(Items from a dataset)
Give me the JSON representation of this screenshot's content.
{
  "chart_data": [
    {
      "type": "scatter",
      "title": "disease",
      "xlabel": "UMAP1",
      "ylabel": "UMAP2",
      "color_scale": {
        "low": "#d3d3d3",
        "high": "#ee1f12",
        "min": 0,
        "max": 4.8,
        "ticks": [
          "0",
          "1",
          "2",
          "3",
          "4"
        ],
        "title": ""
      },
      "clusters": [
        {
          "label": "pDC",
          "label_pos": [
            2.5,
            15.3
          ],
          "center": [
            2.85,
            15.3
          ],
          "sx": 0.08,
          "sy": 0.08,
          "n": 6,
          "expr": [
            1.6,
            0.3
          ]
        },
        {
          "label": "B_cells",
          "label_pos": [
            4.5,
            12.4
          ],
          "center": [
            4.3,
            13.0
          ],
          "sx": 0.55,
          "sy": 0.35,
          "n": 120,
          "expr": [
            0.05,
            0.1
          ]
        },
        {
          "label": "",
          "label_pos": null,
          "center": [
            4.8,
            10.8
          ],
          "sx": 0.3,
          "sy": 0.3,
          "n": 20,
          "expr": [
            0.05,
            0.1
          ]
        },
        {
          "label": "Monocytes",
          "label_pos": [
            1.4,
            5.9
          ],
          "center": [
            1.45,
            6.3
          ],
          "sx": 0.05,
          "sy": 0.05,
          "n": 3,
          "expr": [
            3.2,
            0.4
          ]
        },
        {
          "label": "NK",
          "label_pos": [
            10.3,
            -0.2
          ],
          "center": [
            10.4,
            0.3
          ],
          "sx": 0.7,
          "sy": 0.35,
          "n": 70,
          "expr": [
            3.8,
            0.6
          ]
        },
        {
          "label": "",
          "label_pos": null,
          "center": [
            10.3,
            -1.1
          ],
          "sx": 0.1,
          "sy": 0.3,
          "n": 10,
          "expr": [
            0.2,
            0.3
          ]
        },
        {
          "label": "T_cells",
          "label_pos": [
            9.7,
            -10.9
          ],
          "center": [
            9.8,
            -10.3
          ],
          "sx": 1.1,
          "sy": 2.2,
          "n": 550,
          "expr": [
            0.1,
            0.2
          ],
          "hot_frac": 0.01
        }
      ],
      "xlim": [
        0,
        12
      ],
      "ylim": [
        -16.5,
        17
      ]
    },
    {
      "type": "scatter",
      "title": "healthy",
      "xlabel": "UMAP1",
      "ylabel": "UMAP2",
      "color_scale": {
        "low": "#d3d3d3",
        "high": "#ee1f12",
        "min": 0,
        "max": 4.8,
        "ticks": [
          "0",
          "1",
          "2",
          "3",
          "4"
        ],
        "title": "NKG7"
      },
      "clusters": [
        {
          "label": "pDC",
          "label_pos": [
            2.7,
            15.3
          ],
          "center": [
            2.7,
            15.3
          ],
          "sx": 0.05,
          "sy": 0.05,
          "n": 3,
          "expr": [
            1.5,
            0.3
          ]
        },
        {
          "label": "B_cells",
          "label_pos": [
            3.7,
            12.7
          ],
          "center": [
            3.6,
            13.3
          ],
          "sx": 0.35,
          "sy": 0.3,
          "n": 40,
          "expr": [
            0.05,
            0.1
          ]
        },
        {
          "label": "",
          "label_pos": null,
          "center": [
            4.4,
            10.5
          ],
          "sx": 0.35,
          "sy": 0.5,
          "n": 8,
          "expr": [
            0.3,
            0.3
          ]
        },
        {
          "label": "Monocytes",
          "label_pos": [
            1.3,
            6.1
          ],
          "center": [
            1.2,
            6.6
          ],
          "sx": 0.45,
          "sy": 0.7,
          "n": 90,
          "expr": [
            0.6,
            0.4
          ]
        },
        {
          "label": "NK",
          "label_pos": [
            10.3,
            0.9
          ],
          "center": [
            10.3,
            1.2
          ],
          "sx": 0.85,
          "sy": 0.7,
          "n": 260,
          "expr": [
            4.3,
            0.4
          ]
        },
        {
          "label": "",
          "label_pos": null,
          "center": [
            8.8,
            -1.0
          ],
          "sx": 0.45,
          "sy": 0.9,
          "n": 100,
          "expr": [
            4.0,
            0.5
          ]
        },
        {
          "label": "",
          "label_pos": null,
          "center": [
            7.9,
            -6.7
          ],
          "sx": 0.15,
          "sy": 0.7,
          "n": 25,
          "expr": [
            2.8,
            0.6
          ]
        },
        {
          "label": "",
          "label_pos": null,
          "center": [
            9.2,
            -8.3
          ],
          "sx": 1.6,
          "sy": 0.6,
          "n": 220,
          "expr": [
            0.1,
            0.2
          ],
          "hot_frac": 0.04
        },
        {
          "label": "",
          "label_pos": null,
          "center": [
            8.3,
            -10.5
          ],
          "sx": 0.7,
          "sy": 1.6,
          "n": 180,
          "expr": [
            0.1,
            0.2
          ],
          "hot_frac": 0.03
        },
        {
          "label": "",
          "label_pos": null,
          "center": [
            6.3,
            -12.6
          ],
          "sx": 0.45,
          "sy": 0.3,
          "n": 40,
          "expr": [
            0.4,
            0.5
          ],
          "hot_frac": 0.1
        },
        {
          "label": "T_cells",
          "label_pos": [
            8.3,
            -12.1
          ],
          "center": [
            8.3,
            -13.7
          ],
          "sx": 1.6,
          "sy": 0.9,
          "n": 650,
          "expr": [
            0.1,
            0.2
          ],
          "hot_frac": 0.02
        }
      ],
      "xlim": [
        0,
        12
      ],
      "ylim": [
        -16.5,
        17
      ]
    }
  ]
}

GIVEN INSTRUCTION ::
Would you give the material above again, complete and exact?

TASK RESULT ::
Give me the JSON representation of this screenshot's content.
{
  "chart_data": [
    {
      "type": "scatter",
      "title": "disease",
      "xlabel": "UMAP1",
      "ylabel": "UMAP2",
      "color_scale": {
        "low": "#d3d3d3",
        "high": "#ee1f12",
        "min": 0,
        "max": 4.8,
        "ticks": [
          "0",
          "1",
          "2",
          "3",
          "4"
        ],
        "title": ""
      },
      "clusters": [
        {
          "label": "pDC",
          "label_pos": [
            2.5,
            15.3
          ],
          "center": [
            2.85,
            15.3
          ],
          "sx": 0.08,
          "sy": 0.08,
          "n": 6,
          "expr": [
            1.6,
            0.3
          ]
        },
        {
          "label": "B_cells",
          "label_pos": [
            4.5,
            12.4
          ],
          "center": [
            4.3,
            13.0
          ],
          "sx": 0.55,
          "sy": 0.35,
          "n": 120,
          "expr": [
            0.05,
            0.1
          ]
        },
        {
          "label": "",
          "label_pos": null,
          "center": [
            4.8,
            10.8
          ],
          "sx": 0.3,
          "sy": 0.3,
          "n": 20,
          "expr": [
            0.05,
            0.1
          ]
        },
        {
          "label": "Monocytes",
          "label_pos": [
            1.4,
            5.9
          ],
          "center": [
            1.45,
            6.3
          ],
          "sx": 0.05,
          "sy": 0.05,
          "n": 3,
          "expr": [
            3.2,
            0.4
          ]
        },
        {
          "label": "NK",
          "label_pos": [
            10.3,
            -0.2
          ],
          "center": [
            10.4,
            0.3
          ],
          "sx": 0.7,
          "sy": 0.35,
          "n": 70,
          "expr": [
            3.8,
            0.6
          ]
        },
        {
          "label": "",
          "label_pos": null,
          "center": [
            10.3,
            -1.1
          ],
          "sx": 0.1,
          "sy": 0.3,
          "n": 10,
          "expr": [
            0.2,
            0.3
          ]
        },
        {
          "label": "T_cells",
          "label_pos": [
            9.7,
            -10.9
          ],
          "center": [
            9.8,
            -10.3
          ],
          "sx": 1.1,
          "sy": 2.2,
          "n": 550,
          "expr": [
            0.1,
            0.2
          ],
          "hot_frac": 0.01
        }
      ],
      "xlim": [
        0,
        12
      ],
      "ylim": [
        -16.5,
        17
      ]
    },
    {
      "type": "scatter",
      "title": "healthy",
      "xlabel": "UMAP1",
      "ylabel": "UMAP2",
      "color_scale": {
        "low": "#d3d3d3",
        "high": "#ee1f12",
        "min": 0,
        "max": 4.8,
        "ticks": [
          "0",
          "1",
          "2",
          "3",
          "4"
        ],
        "title": "NKG7"
      },
      "clusters": [
        {
          "label": "pDC",
          "label_pos": [
            2.7,
            15.3
          ],
          "center": [
            2.7,
            15.3
          ],
          "sx": 0.05,
          "sy": 0.05,
          "n": 3,
          "expr": [
            1.5,
            0.3
          ]
        },
        {
          "label": "B_cells",
          "label_pos": [
            3.7,
            12.7
          ],
          "center": [
            3.6,
            13.3
          ],
          "sx": 0.35,
          "sy": 0.3,
          "n": 40,
          "expr": [
            0.05,
            0.1
          ]
        },
        {
          "label": "",
          "label_pos": null,
          "center": [
            4.4,
            10.5
          ],
          "sx": 0.35,
          "sy": 0.5,
          "n": 8,
          "expr": [
            0.3,
            0.3
          ]
        },
        {
          "label": "Monocytes",
          "label_pos": [
            1.3,
            6.1
          ],
          "center": [
            1.2,
            6.6
          ],
          "sx": 0.45,
          "sy": 0.7,
          "n": 90,
          "expr": [
            0.6,
            0.4
          ]
        },
        {
          "label": "NK",
          "label_pos": [
            10.3,
            0.9
          ],
          "center": [
            10.3,
            1.2
          ],
          "sx": 0.85,
          "sy": 0.7,
          "n": 260,
          "expr": [
            4.3,
            0.4
          ]
        },
        {
          "label": "",
          "label_pos": null,
          "center": [
            8.8,
            -1.0
          ],
          "sx": 0.45,
          "sy": 0.9,
          "n": 100,
          "expr": [
            4.0,
            0.5
          ]
        },
        {
          "label": "",
          "label_pos": null,
          "center": [
            7.9,
            -6.7
          ],
          "sx": 0.15,
          "sy": 0.7,
          "n": 25,
          "expr": [
            2.8,
            0.6
          ]
        },
        {
          "label": "",
          "label_pos": null,
          "center": [
            9.2,
            -8.3
          ],
          "sx": 1.6,
          "sy": 0.6,
          "n": 220,
          "expr": [
            0.1,
            0.2
          ],
          "hot_frac": 0.04
        },
        {
          "label": "",
          "label_pos": null,
          "center": [
            8.3,
            -10.5
          ],
          "sx": 0.7,
          "sy": 1.6,
          "n": 180,
          "expr": [
            0.1,
            0.2
          ],
          "hot_frac": 0.03
        },
        {
          "label": "",
          "label_pos": null,
          "center": [
            6.3,
            -12.6
          ],
          "sx": 0.45,
          "sy": 0.3,
          "n": 40,
          "expr": [
            0.4,
            0.5
          ],
          "hot_frac": 0.1
        },
        {
          "label": "T_cells",
          "label_pos": [
            8.3,
            -12.1
          ],
          "center": [
            8.3,
            -13.7
          ],
          "sx": 1.6,
          "sy": 0.9,
          "n": 650,
          "expr": [
            0.1,
            0.2
          ],
          "hot_frac": 0.02
        }
      ],
      "xlim": [
        0,
        12
      ],
      "ylim": [
        -16.5,
        17
      ]
    }
  ]
}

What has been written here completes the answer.